** START OF Material for this exercise **

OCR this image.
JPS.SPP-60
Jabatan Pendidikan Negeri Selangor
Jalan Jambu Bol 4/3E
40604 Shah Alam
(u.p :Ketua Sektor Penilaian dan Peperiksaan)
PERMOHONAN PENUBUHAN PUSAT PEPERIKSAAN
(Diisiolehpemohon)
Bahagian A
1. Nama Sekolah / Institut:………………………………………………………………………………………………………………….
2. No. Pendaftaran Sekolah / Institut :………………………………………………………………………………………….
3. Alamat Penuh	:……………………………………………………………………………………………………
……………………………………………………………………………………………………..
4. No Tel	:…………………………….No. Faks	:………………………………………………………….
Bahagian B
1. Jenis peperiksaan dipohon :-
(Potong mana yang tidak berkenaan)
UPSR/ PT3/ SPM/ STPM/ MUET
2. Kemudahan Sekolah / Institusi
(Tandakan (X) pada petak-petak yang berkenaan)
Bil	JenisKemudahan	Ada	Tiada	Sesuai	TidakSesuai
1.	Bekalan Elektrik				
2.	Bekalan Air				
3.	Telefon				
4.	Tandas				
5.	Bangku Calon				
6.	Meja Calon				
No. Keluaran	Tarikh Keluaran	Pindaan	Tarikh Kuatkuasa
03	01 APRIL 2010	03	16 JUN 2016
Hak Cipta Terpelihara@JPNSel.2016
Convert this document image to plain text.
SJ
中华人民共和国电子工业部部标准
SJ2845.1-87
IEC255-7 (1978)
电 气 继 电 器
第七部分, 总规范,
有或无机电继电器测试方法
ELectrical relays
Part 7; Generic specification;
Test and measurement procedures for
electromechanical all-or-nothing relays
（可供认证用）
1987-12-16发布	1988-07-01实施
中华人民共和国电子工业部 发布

** END OF Material for this exercise **

Scan the material line by line and report each one that contains "Sekolah".

1. Nama Sekolah / Institut:………………………………………………………………………………………………………………….
2. No. Pendaftaran Sekolah / Institut :………………………………………………………………………………………….
2. Kemudahan Sekolah / Institusi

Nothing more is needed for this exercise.